---------- DATA IN THIS EXERCISE

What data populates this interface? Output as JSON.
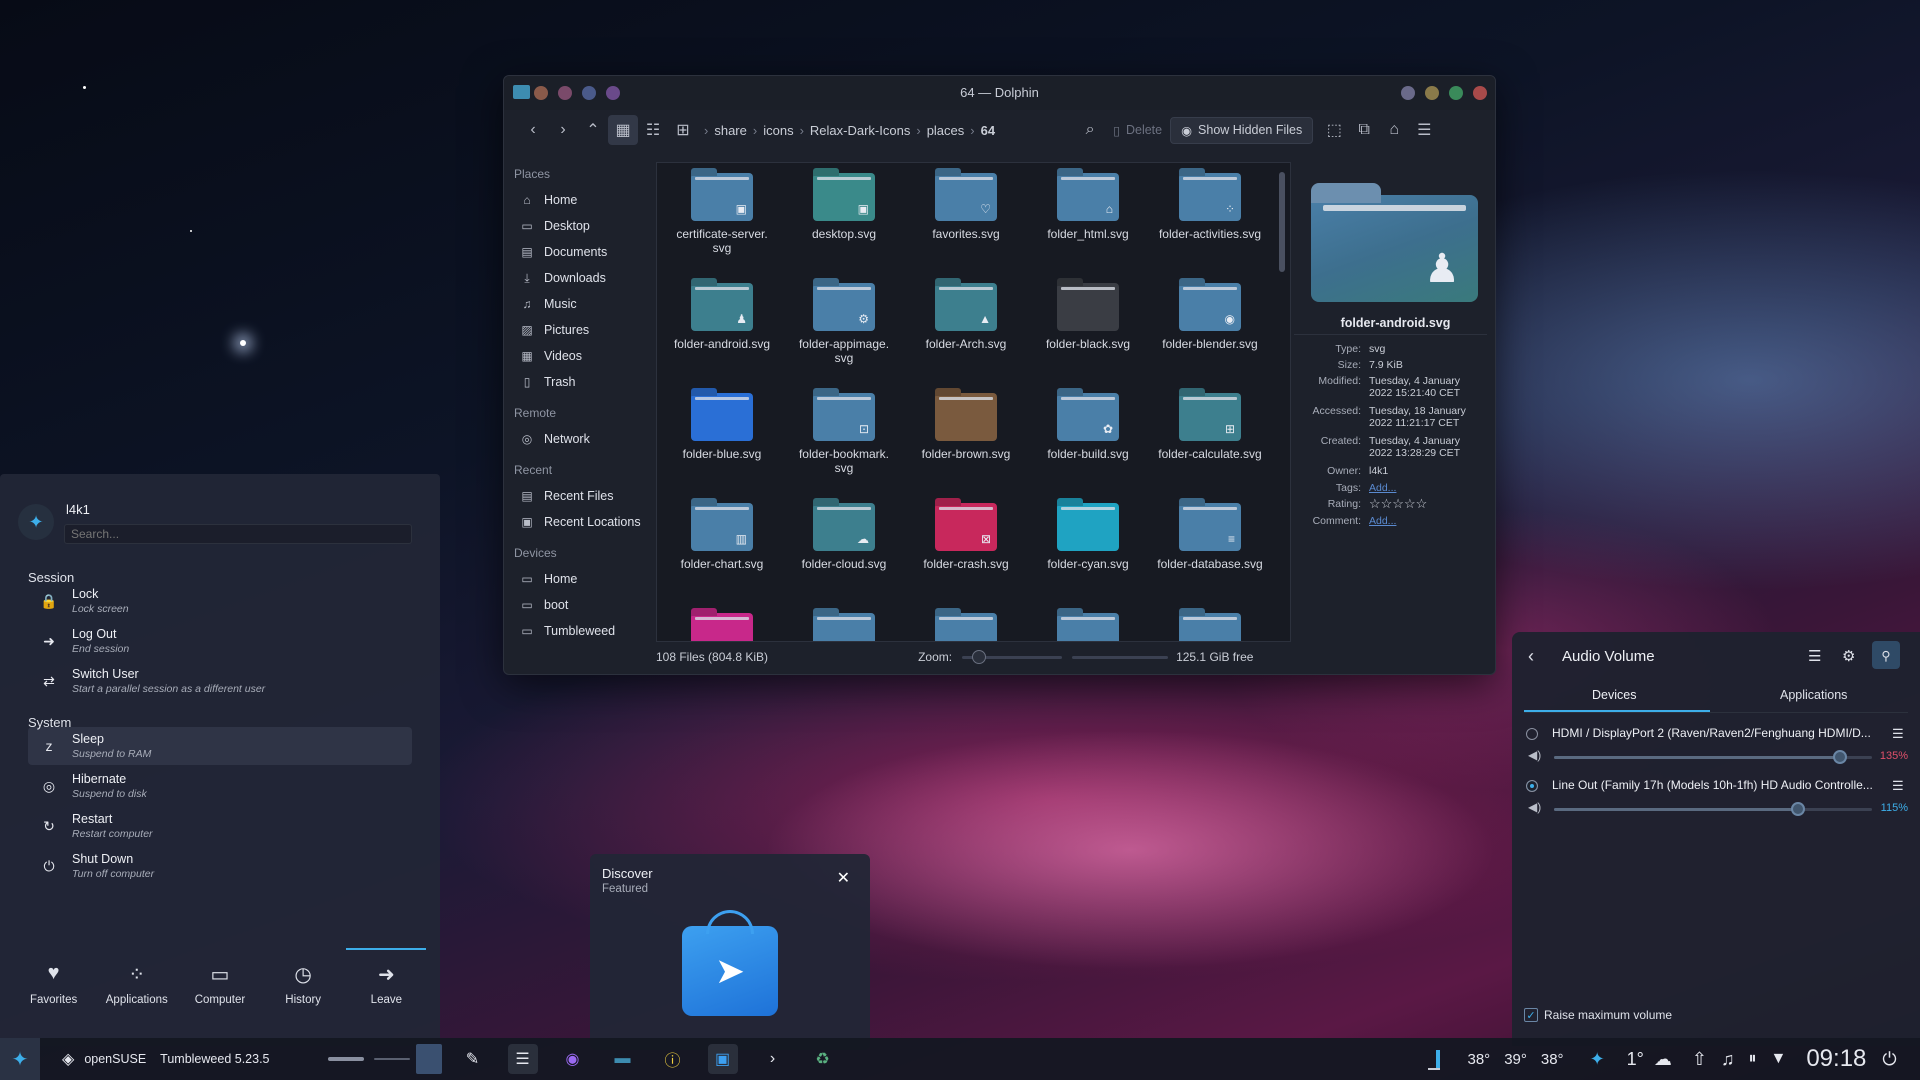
{
  "window": {
    "title": "64 — Dolphin"
  },
  "toolbar": {
    "crumbs": [
      "share",
      "icons",
      "Relax-Dark-Icons",
      "places",
      "64"
    ],
    "delete": "Delete",
    "show_hidden": "Show Hidden Files"
  },
  "places": {
    "head_places": "Places",
    "places": [
      "Home",
      "Desktop",
      "Documents",
      "Downloads",
      "Music",
      "Pictures",
      "Videos",
      "Trash"
    ],
    "head_remote": "Remote",
    "remote": [
      "Network"
    ],
    "head_recent": "Recent",
    "recent": [
      "Recent Files",
      "Recent Locations"
    ],
    "head_devices": "Devices",
    "devices": [
      "Home",
      "boot",
      "Tumbleweed"
    ]
  },
  "files": [
    {
      "name": "certificate-server.\nsvg",
      "color": "#4a7fa8",
      "glyph": "▣"
    },
    {
      "name": "desktop.svg",
      "color": "#3a8a8a",
      "glyph": "▣"
    },
    {
      "name": "favorites.svg",
      "color": "#4a7fa8",
      "glyph": "♡"
    },
    {
      "name": "folder_html.svg",
      "color": "#4a7fa8",
      "glyph": "⌂"
    },
    {
      "name": "folder-activities.svg",
      "color": "#4a7fa8",
      "glyph": "⁘"
    },
    {
      "name": "folder-android.svg",
      "color": "#3d7f8e",
      "glyph": "♟"
    },
    {
      "name": "folder-appimage.\nsvg",
      "color": "#4a7fa8",
      "glyph": "⚙"
    },
    {
      "name": "folder-Arch.svg",
      "color": "#3d7f8e",
      "glyph": "▲"
    },
    {
      "name": "folder-black.svg",
      "color": "#3a3d44",
      "glyph": ""
    },
    {
      "name": "folder-blender.svg",
      "color": "#4a7fa8",
      "glyph": "◉"
    },
    {
      "name": "folder-blue.svg",
      "color": "#2a6fd6",
      "glyph": ""
    },
    {
      "name": "folder-bookmark.\nsvg",
      "color": "#4a7fa8",
      "glyph": "⊡"
    },
    {
      "name": "folder-brown.svg",
      "color": "#7a5a3e",
      "glyph": ""
    },
    {
      "name": "folder-build.svg",
      "color": "#4a7fa8",
      "glyph": "✿"
    },
    {
      "name": "folder-calculate.svg",
      "color": "#3d7f8e",
      "glyph": "⊞"
    },
    {
      "name": "folder-chart.svg",
      "color": "#4a7fa8",
      "glyph": "▥"
    },
    {
      "name": "folder-cloud.svg",
      "color": "#3d7f8e",
      "glyph": "☁"
    },
    {
      "name": "folder-crash.svg",
      "color": "#c8285c",
      "glyph": "⊠"
    },
    {
      "name": "folder-cyan.svg",
      "color": "#1fa3c2",
      "glyph": ""
    },
    {
      "name": "folder-database.svg",
      "color": "#4a7fa8",
      "glyph": "≡"
    },
    {
      "name": "",
      "color": "#c8288a",
      "glyph": ""
    },
    {
      "name": "",
      "color": "#4a7fa8",
      "glyph": ""
    },
    {
      "name": "",
      "color": "#4a7fa8",
      "glyph": ""
    },
    {
      "name": "",
      "color": "#4a7fa8",
      "glyph": ""
    },
    {
      "name": "",
      "color": "#4a7fa8",
      "glyph": ""
    }
  ],
  "info": {
    "name": "folder-android.svg",
    "type_k": "Type:",
    "type": "svg",
    "size_k": "Size:",
    "size": "7.9 KiB",
    "mod_k": "Modified:",
    "mod": "Tuesday, 4 January\n2022 15:21:40 CET",
    "acc_k": "Accessed:",
    "acc": "Tuesday, 18 January\n2022 11:21:17 CET",
    "cre_k": "Created:",
    "cre": "Tuesday, 4 January\n2022 13:28:29 CET",
    "own_k": "Owner:",
    "own": "l4k1",
    "tags_k": "Tags:",
    "tags": "Add...",
    "rat_k": "Rating:",
    "rating": "☆☆☆☆☆",
    "com_k": "Comment:",
    "com": "Add..."
  },
  "status": {
    "count": "108 Files (804.8 KiB)",
    "zoom": "Zoom:",
    "free": "125.1 GiB free"
  },
  "launcher": {
    "user": "l4k1",
    "search_placeholder": "Search...",
    "session": "Session",
    "system": "System",
    "items": [
      {
        "t": "Lock",
        "s": "Lock screen",
        "g": "🔒"
      },
      {
        "t": "Log Out",
        "s": "End session",
        "g": "➜"
      },
      {
        "t": "Switch User",
        "s": "Start a parallel session as a different user",
        "g": "⇄"
      },
      {
        "t": "Sleep",
        "s": "Suspend to RAM",
        "g": "z"
      },
      {
        "t": "Hibernate",
        "s": "Suspend to disk",
        "g": "◎"
      },
      {
        "t": "Restart",
        "s": "Restart computer",
        "g": "↻"
      },
      {
        "t": "Shut Down",
        "s": "Turn off computer",
        "g": "⏻"
      }
    ],
    "tabs": [
      {
        "l": "Favorites",
        "g": "♥"
      },
      {
        "l": "Applications",
        "g": "⁘"
      },
      {
        "l": "Computer",
        "g": "▭"
      },
      {
        "l": "History",
        "g": "◷"
      },
      {
        "l": "Leave",
        "g": "➜"
      }
    ]
  },
  "discover": {
    "title": "Discover",
    "subtitle": "Featured"
  },
  "audio": {
    "title": "Audio Volume",
    "tab_devices": "Devices",
    "tab_apps": "Applications",
    "devices": [
      {
        "name": "HDMI / DisplayPort 2 (Raven/Raven2/Fenghuang HDMI/D...",
        "volume": "135%",
        "level": 1.35
      },
      {
        "name": "Line Out (Family 17h (Models 10h-1fh) HD Audio Controlle...",
        "volume": "115%",
        "level": 1.15
      }
    ],
    "raise": "Raise maximum volume"
  },
  "taskbar": {
    "distro": "openSUSE",
    "version": "Tumbleweed 5.23.5",
    "temps": [
      "38°",
      "39°",
      "38°"
    ],
    "weather": "1°",
    "clock": "09:18"
  }
}
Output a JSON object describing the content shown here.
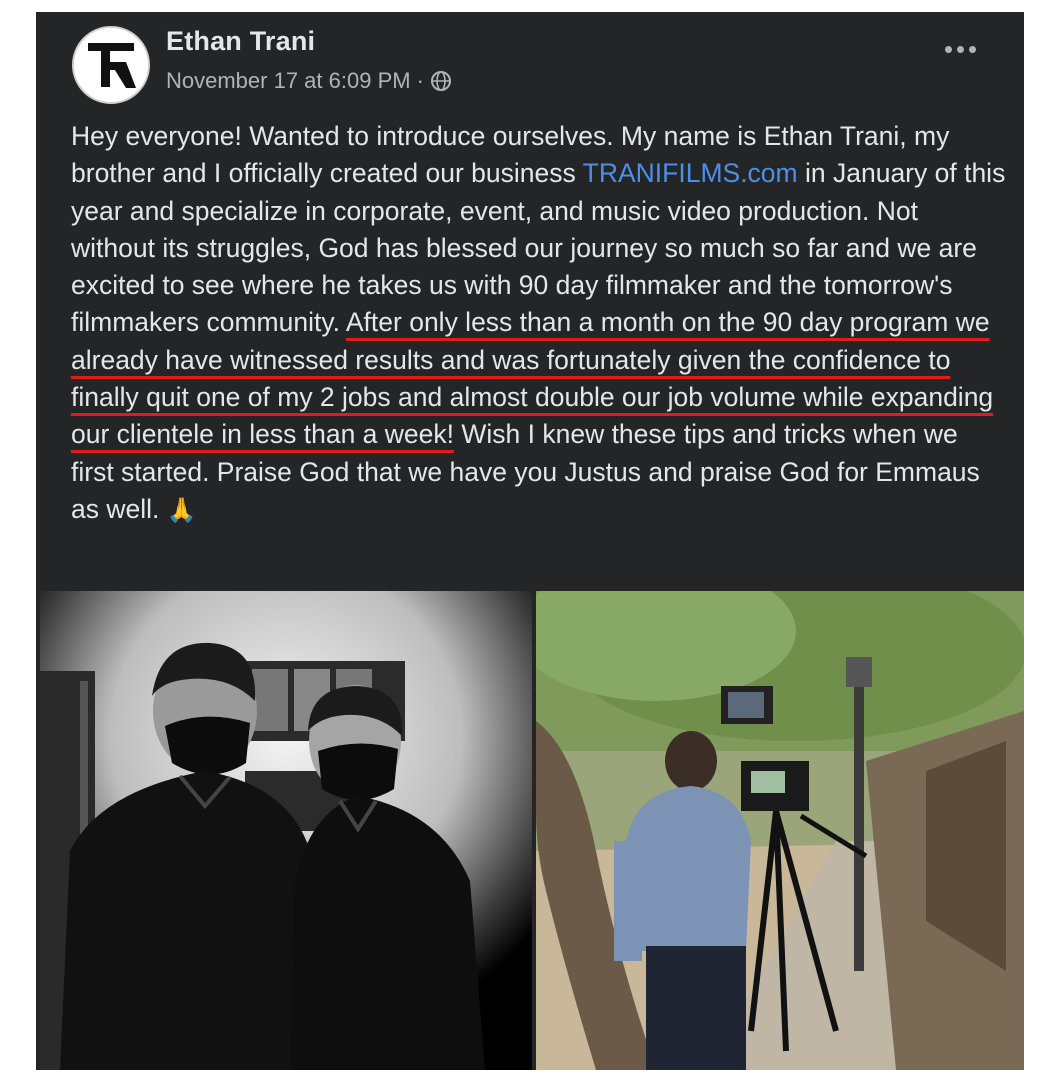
{
  "post": {
    "author": "Ethan Trani",
    "timestamp": "November 17 at 6:09 PM",
    "separator": "·",
    "privacy_icon": "globe-icon",
    "more_icon": "more-options-icon",
    "text": {
      "p1": "Hey everyone! Wanted to introduce ourselves. My name is Ethan Trani, my brother and I officially created our business ",
      "link": "TRANIFILMS.com",
      "p2": " in January of this year and specialize in corporate, event, and music video production. Not without its struggles, God has blessed our journey so much so far and we are excited to see where he takes us with 90 day filmmaker and the tomorrow's filmmakers community. ",
      "highlight": "After only less than a month on the 90 day program we already have witnessed results and was fortunately given the confidence to finally quit one of my 2 jobs and almost double our job volume while expanding our clientele in less than a week!",
      "p3": " Wish I knew these tips and tricks when we first started. Praise God that we have you Justus and praise God for Emmaus as well. ",
      "emoji": "🙏"
    },
    "photos": [
      "photo-two-brothers-masks",
      "photo-camera-operator-outdoors"
    ]
  },
  "colors": {
    "card_bg": "#242526",
    "text": "#e4e6eb",
    "meta": "#b0b3b8",
    "link": "#4d8fe8",
    "annotation_underline": "#e21b1b"
  }
}
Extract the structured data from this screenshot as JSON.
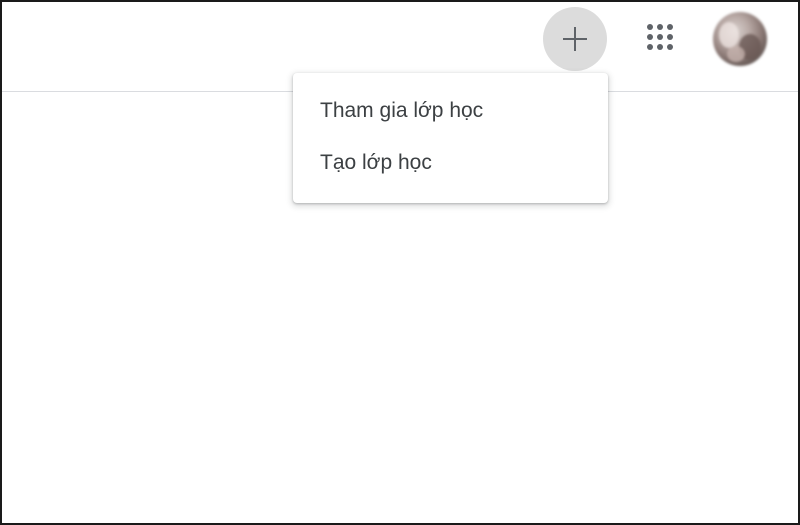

--------------------

Give the number of lines in the records that contain the string "Ethan", with no other output.

2